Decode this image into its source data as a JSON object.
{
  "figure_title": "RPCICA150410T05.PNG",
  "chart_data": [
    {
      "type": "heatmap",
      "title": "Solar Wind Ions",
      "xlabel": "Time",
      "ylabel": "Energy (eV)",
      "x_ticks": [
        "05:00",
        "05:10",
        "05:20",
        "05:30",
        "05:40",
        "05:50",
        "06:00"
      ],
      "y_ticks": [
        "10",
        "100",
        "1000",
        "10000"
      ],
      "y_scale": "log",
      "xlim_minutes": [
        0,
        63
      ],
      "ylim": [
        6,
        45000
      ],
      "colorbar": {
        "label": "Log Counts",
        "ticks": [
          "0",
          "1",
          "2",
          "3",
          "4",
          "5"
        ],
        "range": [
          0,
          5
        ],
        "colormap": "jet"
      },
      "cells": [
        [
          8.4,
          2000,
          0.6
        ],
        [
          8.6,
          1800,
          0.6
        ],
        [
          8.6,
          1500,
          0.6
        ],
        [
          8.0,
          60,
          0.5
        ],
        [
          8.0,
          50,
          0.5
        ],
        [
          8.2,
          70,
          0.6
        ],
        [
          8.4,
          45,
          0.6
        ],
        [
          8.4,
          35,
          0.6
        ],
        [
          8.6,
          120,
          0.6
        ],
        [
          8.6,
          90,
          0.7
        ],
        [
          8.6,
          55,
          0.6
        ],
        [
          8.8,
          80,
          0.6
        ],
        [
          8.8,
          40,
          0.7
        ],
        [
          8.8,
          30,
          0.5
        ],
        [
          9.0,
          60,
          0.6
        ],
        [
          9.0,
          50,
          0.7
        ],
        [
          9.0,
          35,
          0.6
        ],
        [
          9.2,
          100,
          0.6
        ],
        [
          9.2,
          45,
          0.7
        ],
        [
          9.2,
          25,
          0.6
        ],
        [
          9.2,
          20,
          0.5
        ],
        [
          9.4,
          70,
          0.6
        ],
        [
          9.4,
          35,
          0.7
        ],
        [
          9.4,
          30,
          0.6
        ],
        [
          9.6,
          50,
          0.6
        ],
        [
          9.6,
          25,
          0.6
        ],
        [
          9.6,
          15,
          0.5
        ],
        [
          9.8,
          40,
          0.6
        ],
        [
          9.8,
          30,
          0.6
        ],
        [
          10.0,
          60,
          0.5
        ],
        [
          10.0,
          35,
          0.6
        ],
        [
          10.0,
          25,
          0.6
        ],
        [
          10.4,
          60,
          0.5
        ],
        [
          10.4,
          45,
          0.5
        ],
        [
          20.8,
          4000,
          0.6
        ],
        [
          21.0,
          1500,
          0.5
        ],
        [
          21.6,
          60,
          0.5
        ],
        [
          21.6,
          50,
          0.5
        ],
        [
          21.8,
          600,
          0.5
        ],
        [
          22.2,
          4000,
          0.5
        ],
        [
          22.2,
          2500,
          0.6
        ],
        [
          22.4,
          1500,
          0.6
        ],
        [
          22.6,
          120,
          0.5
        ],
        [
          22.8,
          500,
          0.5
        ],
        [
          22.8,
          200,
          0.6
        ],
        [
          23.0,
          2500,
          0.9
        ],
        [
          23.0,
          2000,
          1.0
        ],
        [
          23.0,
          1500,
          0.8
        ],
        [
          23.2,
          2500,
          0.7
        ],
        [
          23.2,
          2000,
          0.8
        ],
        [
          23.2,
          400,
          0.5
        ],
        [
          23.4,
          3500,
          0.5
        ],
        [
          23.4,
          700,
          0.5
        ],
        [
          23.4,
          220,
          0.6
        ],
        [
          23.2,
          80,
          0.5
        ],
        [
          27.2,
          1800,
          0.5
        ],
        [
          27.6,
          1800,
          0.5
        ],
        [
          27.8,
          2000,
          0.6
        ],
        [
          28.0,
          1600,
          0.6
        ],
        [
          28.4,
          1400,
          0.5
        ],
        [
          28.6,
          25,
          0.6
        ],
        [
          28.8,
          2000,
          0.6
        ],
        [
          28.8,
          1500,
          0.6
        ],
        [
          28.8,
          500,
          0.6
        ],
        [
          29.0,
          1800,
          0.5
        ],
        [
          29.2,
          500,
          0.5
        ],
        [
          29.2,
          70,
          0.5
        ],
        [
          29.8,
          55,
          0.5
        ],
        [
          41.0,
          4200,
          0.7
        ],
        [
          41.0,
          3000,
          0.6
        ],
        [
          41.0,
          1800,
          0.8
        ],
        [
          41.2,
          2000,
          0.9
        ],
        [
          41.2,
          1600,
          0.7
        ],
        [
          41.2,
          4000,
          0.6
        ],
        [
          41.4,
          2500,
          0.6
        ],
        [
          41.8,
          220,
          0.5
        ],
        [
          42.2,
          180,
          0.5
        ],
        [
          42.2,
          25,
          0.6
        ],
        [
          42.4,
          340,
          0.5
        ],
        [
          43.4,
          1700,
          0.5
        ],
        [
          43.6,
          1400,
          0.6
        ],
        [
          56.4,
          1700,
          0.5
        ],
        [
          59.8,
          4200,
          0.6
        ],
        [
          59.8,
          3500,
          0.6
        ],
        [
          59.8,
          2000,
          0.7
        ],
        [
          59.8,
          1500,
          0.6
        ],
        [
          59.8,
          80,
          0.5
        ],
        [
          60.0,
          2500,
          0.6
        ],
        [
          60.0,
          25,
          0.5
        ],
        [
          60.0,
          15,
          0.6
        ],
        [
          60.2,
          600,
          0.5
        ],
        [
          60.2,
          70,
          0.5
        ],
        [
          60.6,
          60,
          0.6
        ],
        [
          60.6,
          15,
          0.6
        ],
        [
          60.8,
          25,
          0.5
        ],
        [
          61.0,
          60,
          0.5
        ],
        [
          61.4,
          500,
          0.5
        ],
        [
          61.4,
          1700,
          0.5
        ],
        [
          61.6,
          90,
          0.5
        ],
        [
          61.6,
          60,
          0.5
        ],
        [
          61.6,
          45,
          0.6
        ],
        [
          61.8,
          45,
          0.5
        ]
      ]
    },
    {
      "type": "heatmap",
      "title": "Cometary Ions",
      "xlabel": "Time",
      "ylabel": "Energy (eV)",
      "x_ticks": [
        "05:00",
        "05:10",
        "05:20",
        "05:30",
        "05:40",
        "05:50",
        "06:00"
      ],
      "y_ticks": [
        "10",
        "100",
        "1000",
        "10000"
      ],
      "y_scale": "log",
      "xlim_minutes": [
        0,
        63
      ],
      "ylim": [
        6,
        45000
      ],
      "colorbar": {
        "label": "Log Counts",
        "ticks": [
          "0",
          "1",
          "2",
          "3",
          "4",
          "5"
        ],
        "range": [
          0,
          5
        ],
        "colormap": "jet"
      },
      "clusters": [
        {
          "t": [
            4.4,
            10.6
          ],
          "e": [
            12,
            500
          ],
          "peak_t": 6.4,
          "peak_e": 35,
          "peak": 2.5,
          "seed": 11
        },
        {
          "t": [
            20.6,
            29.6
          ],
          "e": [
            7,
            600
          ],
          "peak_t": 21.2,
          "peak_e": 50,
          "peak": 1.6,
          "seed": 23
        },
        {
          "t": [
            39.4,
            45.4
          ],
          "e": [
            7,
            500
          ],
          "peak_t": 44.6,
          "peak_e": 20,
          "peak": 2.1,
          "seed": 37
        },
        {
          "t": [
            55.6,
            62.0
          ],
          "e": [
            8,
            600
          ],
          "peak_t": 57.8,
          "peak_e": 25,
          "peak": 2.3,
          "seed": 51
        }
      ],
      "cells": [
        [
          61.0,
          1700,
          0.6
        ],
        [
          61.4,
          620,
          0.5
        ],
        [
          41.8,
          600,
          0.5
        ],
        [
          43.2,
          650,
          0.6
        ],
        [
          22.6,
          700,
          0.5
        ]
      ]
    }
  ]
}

───

DIRECTIONS> Write out the material from the first line to the last, exactly.

FULL SOLUTION>
Decode this image into its source data as a JSON object.
{
  "figure_title": "RPCICA150410T05.PNG",
  "chart_data": [
    {
      "type": "heatmap",
      "title": "Solar Wind Ions",
      "xlabel": "Time",
      "ylabel": "Energy (eV)",
      "x_ticks": [
        "05:00",
        "05:10",
        "05:20",
        "05:30",
        "05:40",
        "05:50",
        "06:00"
      ],
      "y_ticks": [
        "10",
        "100",
        "1000",
        "10000"
      ],
      "y_scale": "log",
      "xlim_minutes": [
        0,
        63
      ],
      "ylim": [
        6,
        45000
      ],
      "colorbar": {
        "label": "Log Counts",
        "ticks": [
          "0",
          "1",
          "2",
          "3",
          "4",
          "5"
        ],
        "range": [
          0,
          5
        ],
        "colormap": "jet"
      },
      "cells": [
        [
          8.4,
          2000,
          0.6
        ],
        [
          8.6,
          1800,
          0.6
        ],
        [
          8.6,
          1500,
          0.6
        ],
        [
          8.0,
          60,
          0.5
        ],
        [
          8.0,
          50,
          0.5
        ],
        [
          8.2,
          70,
          0.6
        ],
        [
          8.4,
          45,
          0.6
        ],
        [
          8.4,
          35,
          0.6
        ],
        [
          8.6,
          120,
          0.6
        ],
        [
          8.6,
          90,
          0.7
        ],
        [
          8.6,
          55,
          0.6
        ],
        [
          8.8,
          80,
          0.6
        ],
        [
          8.8,
          40,
          0.7
        ],
        [
          8.8,
          30,
          0.5
        ],
        [
          9.0,
          60,
          0.6
        ],
        [
          9.0,
          50,
          0.7
        ],
        [
          9.0,
          35,
          0.6
        ],
        [
          9.2,
          100,
          0.6
        ],
        [
          9.2,
          45,
          0.7
        ],
        [
          9.2,
          25,
          0.6
        ],
        [
          9.2,
          20,
          0.5
        ],
        [
          9.4,
          70,
          0.6
        ],
        [
          9.4,
          35,
          0.7
        ],
        [
          9.4,
          30,
          0.6
        ],
        [
          9.6,
          50,
          0.6
        ],
        [
          9.6,
          25,
          0.6
        ],
        [
          9.6,
          15,
          0.5
        ],
        [
          9.8,
          40,
          0.6
        ],
        [
          9.8,
          30,
          0.6
        ],
        [
          10.0,
          60,
          0.5
        ],
        [
          10.0,
          35,
          0.6
        ],
        [
          10.0,
          25,
          0.6
        ],
        [
          10.4,
          60,
          0.5
        ],
        [
          10.4,
          45,
          0.5
        ],
        [
          20.8,
          4000,
          0.6
        ],
        [
          21.0,
          1500,
          0.5
        ],
        [
          21.6,
          60,
          0.5
        ],
        [
          21.6,
          50,
          0.5
        ],
        [
          21.8,
          600,
          0.5
        ],
        [
          22.2,
          4000,
          0.5
        ],
        [
          22.2,
          2500,
          0.6
        ],
        [
          22.4,
          1500,
          0.6
        ],
        [
          22.6,
          120,
          0.5
        ],
        [
          22.8,
          500,
          0.5
        ],
        [
          22.8,
          200,
          0.6
        ],
        [
          23.0,
          2500,
          0.9
        ],
        [
          23.0,
          2000,
          1.0
        ],
        [
          23.0,
          1500,
          0.8
        ],
        [
          23.2,
          2500,
          0.7
        ],
        [
          23.2,
          2000,
          0.8
        ],
        [
          23.2,
          400,
          0.5
        ],
        [
          23.4,
          3500,
          0.5
        ],
        [
          23.4,
          700,
          0.5
        ],
        [
          23.4,
          220,
          0.6
        ],
        [
          23.2,
          80,
          0.5
        ],
        [
          27.2,
          1800,
          0.5
        ],
        [
          27.6,
          1800,
          0.5
        ],
        [
          27.8,
          2000,
          0.6
        ],
        [
          28.0,
          1600,
          0.6
        ],
        [
          28.4,
          1400,
          0.5
        ],
        [
          28.6,
          25,
          0.6
        ],
        [
          28.8,
          2000,
          0.6
        ],
        [
          28.8,
          1500,
          0.6
        ],
        [
          28.8,
          500,
          0.6
        ],
        [
          29.0,
          1800,
          0.5
        ],
        [
          29.2,
          500,
          0.5
        ],
        [
          29.2,
          70,
          0.5
        ],
        [
          29.8,
          55,
          0.5
        ],
        [
          41.0,
          4200,
          0.7
        ],
        [
          41.0,
          3000,
          0.6
        ],
        [
          41.0,
          1800,
          0.8
        ],
        [
          41.2,
          2000,
          0.9
        ],
        [
          41.2,
          1600,
          0.7
        ],
        [
          41.2,
          4000,
          0.6
        ],
        [
          41.4,
          2500,
          0.6
        ],
        [
          41.8,
          220,
          0.5
        ],
        [
          42.2,
          180,
          0.5
        ],
        [
          42.2,
          25,
          0.6
        ],
        [
          42.4,
          340,
          0.5
        ],
        [
          43.4,
          1700,
          0.5
        ],
        [
          43.6,
          1400,
          0.6
        ],
        [
          56.4,
          1700,
          0.5
        ],
        [
          59.8,
          4200,
          0.6
        ],
        [
          59.8,
          3500,
          0.6
        ],
        [
          59.8,
          2000,
          0.7
        ],
        [
          59.8,
          1500,
          0.6
        ],
        [
          59.8,
          80,
          0.5
        ],
        [
          60.0,
          2500,
          0.6
        ],
        [
          60.0,
          25,
          0.5
        ],
        [
          60.0,
          15,
          0.6
        ],
        [
          60.2,
          600,
          0.5
        ],
        [
          60.2,
          70,
          0.5
        ],
        [
          60.6,
          60,
          0.6
        ],
        [
          60.6,
          15,
          0.6
        ],
        [
          60.8,
          25,
          0.5
        ],
        [
          61.0,
          60,
          0.5
        ],
        [
          61.4,
          500,
          0.5
        ],
        [
          61.4,
          1700,
          0.5
        ],
        [
          61.6,
          90,
          0.5
        ],
        [
          61.6,
          60,
          0.5
        ],
        [
          61.6,
          45,
          0.6
        ],
        [
          61.8,
          45,
          0.5
        ]
      ]
    },
    {
      "type": "heatmap",
      "title": "Cometary Ions",
      "xlabel": "Time",
      "ylabel": "Energy (eV)",
      "x_ticks": [
        "05:00",
        "05:10",
        "05:20",
        "05:30",
        "05:40",
        "05:50",
        "06:00"
      ],
      "y_ticks": [
        "10",
        "100",
        "1000",
        "10000"
      ],
      "y_scale": "log",
      "xlim_minutes": [
        0,
        63
      ],
      "ylim": [
        6,
        45000
      ],
      "colorbar": {
        "label": "Log Counts",
        "ticks": [
          "0",
          "1",
          "2",
          "3",
          "4",
          "5"
        ],
        "range": [
          0,
          5
        ],
        "colormap": "jet"
      },
      "clusters": [
        {
          "t": [
            4.4,
            10.6
          ],
          "e": [
            12,
            500
          ],
          "peak_t": 6.4,
          "peak_e": 35,
          "peak": 2.5,
          "seed": 11
        },
        {
          "t": [
            20.6,
            29.6
          ],
          "e": [
            7,
            600
          ],
          "peak_t": 21.2,
          "peak_e": 50,
          "peak": 1.6,
          "seed": 23
        },
        {
          "t": [
            39.4,
            45.4
          ],
          "e": [
            7,
            500
          ],
          "peak_t": 44.6,
          "peak_e": 20,
          "peak": 2.1,
          "seed": 37
        },
        {
          "t": [
            55.6,
            62.0
          ],
          "e": [
            8,
            600
          ],
          "peak_t": 57.8,
          "peak_e": 25,
          "peak": 2.3,
          "seed": 51
        }
      ],
      "cells": [
        [
          61.0,
          1700,
          0.6
        ],
        [
          61.4,
          620,
          0.5
        ],
        [
          41.8,
          600,
          0.5
        ],
        [
          43.2,
          650,
          0.6
        ],
        [
          22.6,
          700,
          0.5
        ]
      ]
    }
  ]
}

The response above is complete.